“Il faut des rites.” (“We need rituals.”)
— Antoine de St. Exupery (via French Women Don’t Get Fat)
I have decided to decorate my apartment for the holidays. If you are not interested in why, you are welcome to skip the next fifty paragraphs and go straight to the nifty DIY instructions at the bottom. Intrepid readers/family members, read on.
When I was thinking of where to spend Christmas this year, I came upon a realization I never knew. I don’t like holidays! They make me anxious. There are a myriad of reasons why, but it probably has something to do with the fact that my dad was totally one of those people who hated Christmas and got depressed around the holidays. And despite growing up with my dad, I did not realize this until, like, five minutes ago.

- **Raw data**:
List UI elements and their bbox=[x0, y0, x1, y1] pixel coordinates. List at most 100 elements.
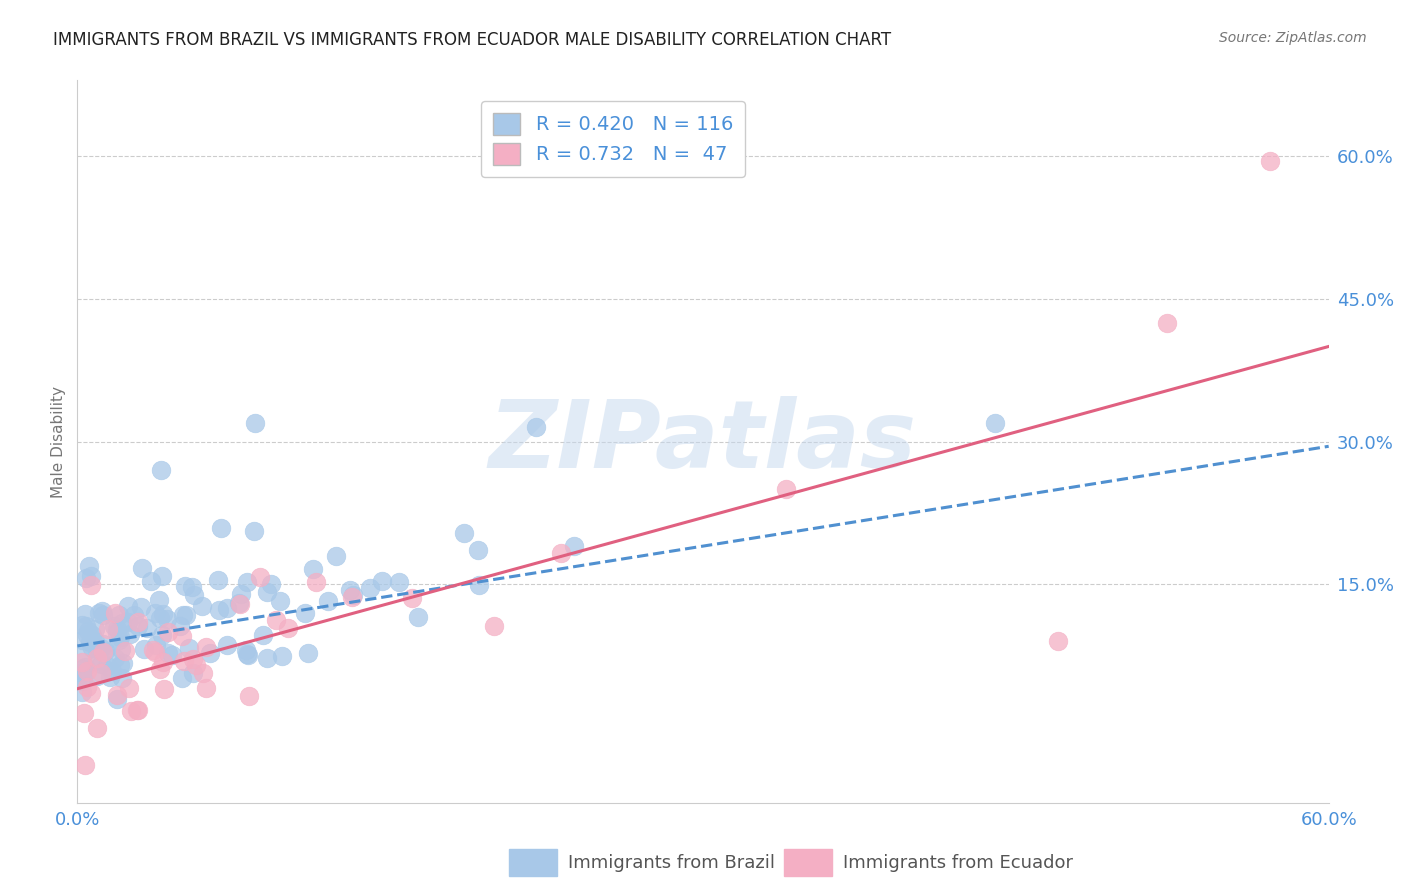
Point bbox=[152, 655, 174, 669]
Point bbox=[183, 666, 205, 681]
Point bbox=[87, 606, 110, 620]
Point bbox=[207, 603, 229, 617]
Point bbox=[170, 629, 193, 643]
Point bbox=[70, 685, 93, 699]
Point bbox=[564, 539, 586, 553]
Point bbox=[294, 606, 316, 620]
Point bbox=[86, 642, 108, 657]
Point bbox=[482, 619, 505, 633]
Point bbox=[105, 688, 128, 702]
Point bbox=[1046, 634, 1069, 648]
Point bbox=[191, 599, 214, 613]
Point bbox=[256, 585, 278, 599]
Point bbox=[131, 600, 153, 615]
Point bbox=[136, 621, 159, 635]
Point bbox=[181, 652, 204, 666]
Point bbox=[169, 619, 191, 633]
Point bbox=[143, 645, 166, 659]
Point bbox=[149, 662, 172, 676]
Point bbox=[408, 610, 430, 624]
Point bbox=[70, 633, 93, 648]
Point bbox=[120, 704, 142, 718]
Point bbox=[271, 648, 294, 663]
Point bbox=[264, 613, 287, 627]
FancyBboxPatch shape bbox=[785, 849, 832, 877]
Point bbox=[79, 634, 101, 648]
Point bbox=[217, 638, 239, 652]
Point bbox=[1258, 154, 1281, 169]
Point bbox=[249, 570, 271, 584]
Point bbox=[217, 601, 239, 615]
Point bbox=[90, 657, 112, 672]
Point bbox=[132, 642, 155, 657]
Point bbox=[235, 643, 257, 657]
Point bbox=[150, 628, 173, 642]
Point bbox=[80, 640, 103, 655]
Point bbox=[236, 647, 259, 661]
Point bbox=[93, 644, 115, 658]
Point bbox=[371, 574, 394, 588]
Point bbox=[340, 591, 363, 605]
Point bbox=[86, 721, 108, 735]
Point bbox=[91, 608, 114, 623]
Point bbox=[173, 579, 195, 593]
Point bbox=[467, 543, 489, 558]
Point bbox=[73, 646, 96, 660]
Point bbox=[97, 622, 120, 636]
Point bbox=[70, 617, 93, 632]
Point bbox=[70, 665, 93, 680]
Point bbox=[76, 627, 98, 641]
Point bbox=[127, 703, 149, 717]
Point bbox=[100, 664, 122, 678]
Point bbox=[157, 646, 180, 660]
Point bbox=[77, 559, 100, 574]
Point bbox=[104, 650, 127, 665]
Point bbox=[125, 703, 148, 717]
Point bbox=[89, 641, 111, 656]
Point bbox=[179, 641, 201, 656]
Point bbox=[77, 624, 100, 638]
FancyBboxPatch shape bbox=[509, 849, 557, 877]
Text: ZIPatlas: ZIPatlas bbox=[489, 395, 917, 488]
Point bbox=[301, 561, 323, 575]
Point bbox=[401, 591, 423, 605]
Point bbox=[260, 577, 283, 591]
Point bbox=[195, 640, 218, 655]
Point bbox=[252, 628, 274, 642]
Point bbox=[524, 420, 547, 434]
Point bbox=[111, 671, 134, 685]
Point bbox=[235, 575, 257, 590]
Point bbox=[242, 524, 264, 538]
Point bbox=[73, 607, 96, 621]
Y-axis label: Male Disability: Male Disability bbox=[51, 385, 66, 498]
Point bbox=[1156, 316, 1178, 330]
Point bbox=[117, 681, 139, 696]
Point bbox=[342, 588, 364, 602]
Point bbox=[72, 655, 94, 669]
Point bbox=[83, 622, 105, 636]
Point bbox=[297, 646, 319, 660]
Point bbox=[209, 521, 232, 535]
Point bbox=[183, 588, 205, 602]
Point bbox=[453, 525, 475, 540]
Point bbox=[142, 643, 165, 657]
Point bbox=[181, 580, 204, 594]
Point bbox=[108, 630, 131, 644]
Point bbox=[229, 597, 252, 611]
Point bbox=[325, 549, 347, 564]
Point bbox=[72, 674, 94, 689]
Point bbox=[105, 691, 128, 706]
Point bbox=[104, 607, 127, 621]
Point bbox=[75, 757, 97, 772]
Point bbox=[152, 607, 174, 621]
Point bbox=[72, 672, 94, 686]
Point bbox=[103, 618, 125, 632]
Point bbox=[122, 607, 145, 622]
Point bbox=[80, 686, 103, 700]
Point bbox=[468, 578, 491, 592]
Point bbox=[82, 628, 104, 642]
Point bbox=[108, 657, 131, 672]
Point bbox=[174, 608, 197, 623]
Point bbox=[359, 582, 381, 596]
Point bbox=[91, 636, 114, 650]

- **Task statement**:
Carry on the personal essay about deciding to decorate an apartment for the holidays, starting right after its last sentence.

- **Written answer**:
In my dad’s case, he had sad memories associated with the holidays. Namely, my grandmother and grandfather had gotten engaged at Christmas. When my dad was two and my aunt was a baby, North Korea stormed the 38th parallel. Shortly thereafter, my grandfather was captured by North Korean troops and died in an internment camp. Over a decade later, my dad was in boarding school in upstate New York and my aunt was at Juilliard. My grandmother came to Manhattan to spend the holidays with them but still grieving, she would flee the house on Christmas eve. My dad and my aunt spent Christmases hand in hand, roaming the city in search of her. They walked from Central Park all the way down to SoHo. The entire time, they felt like they were surrounded by families who were intact and happy, celebrating Christmas together. My dad barely spoke the language.
When I was growing up, my parents put on very elaborate Christmases for me and my sister. We had a tree, nutcrackers, and a lot of really nice presents. When I was older and realized this, my mom told me she had done it all to cheer up my dad. She would take him shopping for presents and they would have such a good time planning the merriment that they went a little overboard. After years of this, my dad stopped being depressed at Christmas. Then my sister and I were no longer little, deficits from the Reagan era started piling on the economy, and my parents stopped doing trees and lights and presents.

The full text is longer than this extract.